Short exercise: Copy every line from the data below in which the string "that" can be found.

(Records from a dataset)

========================

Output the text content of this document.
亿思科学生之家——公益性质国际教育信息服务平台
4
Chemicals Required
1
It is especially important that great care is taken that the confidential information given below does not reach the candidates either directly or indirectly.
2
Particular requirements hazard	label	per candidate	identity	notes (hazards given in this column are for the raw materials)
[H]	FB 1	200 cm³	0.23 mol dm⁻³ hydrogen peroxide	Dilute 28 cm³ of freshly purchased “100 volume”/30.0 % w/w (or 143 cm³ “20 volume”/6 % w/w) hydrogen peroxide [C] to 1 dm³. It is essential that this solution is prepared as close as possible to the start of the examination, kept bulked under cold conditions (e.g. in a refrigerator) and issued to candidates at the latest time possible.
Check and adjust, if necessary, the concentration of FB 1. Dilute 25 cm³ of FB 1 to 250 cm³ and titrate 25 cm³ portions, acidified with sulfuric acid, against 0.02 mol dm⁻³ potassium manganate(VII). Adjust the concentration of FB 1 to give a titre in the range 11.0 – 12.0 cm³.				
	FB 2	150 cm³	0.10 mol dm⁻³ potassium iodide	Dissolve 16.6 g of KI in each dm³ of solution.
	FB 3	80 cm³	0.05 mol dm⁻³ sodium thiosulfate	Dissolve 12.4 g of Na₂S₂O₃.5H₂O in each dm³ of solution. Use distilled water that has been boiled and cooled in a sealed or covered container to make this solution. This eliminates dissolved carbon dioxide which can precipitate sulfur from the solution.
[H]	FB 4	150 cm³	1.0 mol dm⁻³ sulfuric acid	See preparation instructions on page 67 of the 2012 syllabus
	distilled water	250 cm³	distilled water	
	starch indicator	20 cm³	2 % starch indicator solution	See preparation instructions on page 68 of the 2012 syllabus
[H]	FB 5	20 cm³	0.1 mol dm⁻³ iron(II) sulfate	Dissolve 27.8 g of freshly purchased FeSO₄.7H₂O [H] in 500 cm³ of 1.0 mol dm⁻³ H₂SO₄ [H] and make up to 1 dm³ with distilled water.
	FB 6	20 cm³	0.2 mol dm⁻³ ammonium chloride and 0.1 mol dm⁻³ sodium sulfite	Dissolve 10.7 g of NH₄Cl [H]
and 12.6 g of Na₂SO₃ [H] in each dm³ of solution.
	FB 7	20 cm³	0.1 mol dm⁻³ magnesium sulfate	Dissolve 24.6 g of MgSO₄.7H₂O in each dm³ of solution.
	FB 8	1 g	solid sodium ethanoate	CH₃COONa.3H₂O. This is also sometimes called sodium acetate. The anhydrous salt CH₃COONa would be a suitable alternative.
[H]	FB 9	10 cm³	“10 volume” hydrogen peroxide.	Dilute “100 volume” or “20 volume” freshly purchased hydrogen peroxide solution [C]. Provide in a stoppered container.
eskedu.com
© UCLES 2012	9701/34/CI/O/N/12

========================

Reply to the task:
It is especially important that great care is taken that the confidential information given below does not reach the candidates either directly or indirectly.
[H]	FB 1	200 cm³	0.23 mol dm⁻³ hydrogen peroxide	Dilute 28 cm³ of freshly purchased “100 volume”/30.0 % w/w (or 143 cm³ “20 volume”/6 % w/w) hydrogen peroxide [C] to 1 dm³. It is essential that this solution is prepared as close as possible to the start of the examination, kept bulked under cold conditions (e.g. in a refrigerator) and issued to candidates at the latest time possible.
	FB 3	80 cm³	0.05 mol dm⁻³ sodium thiosulfate	Dissolve 12.4 g of Na₂S₂O₃.5H₂O in each dm³ of solution. Use distilled water that has been boiled and cooled in a sealed or covered container to make this solution. This eliminates dissolved carbon dioxide which can precipitate sulfur from the solution.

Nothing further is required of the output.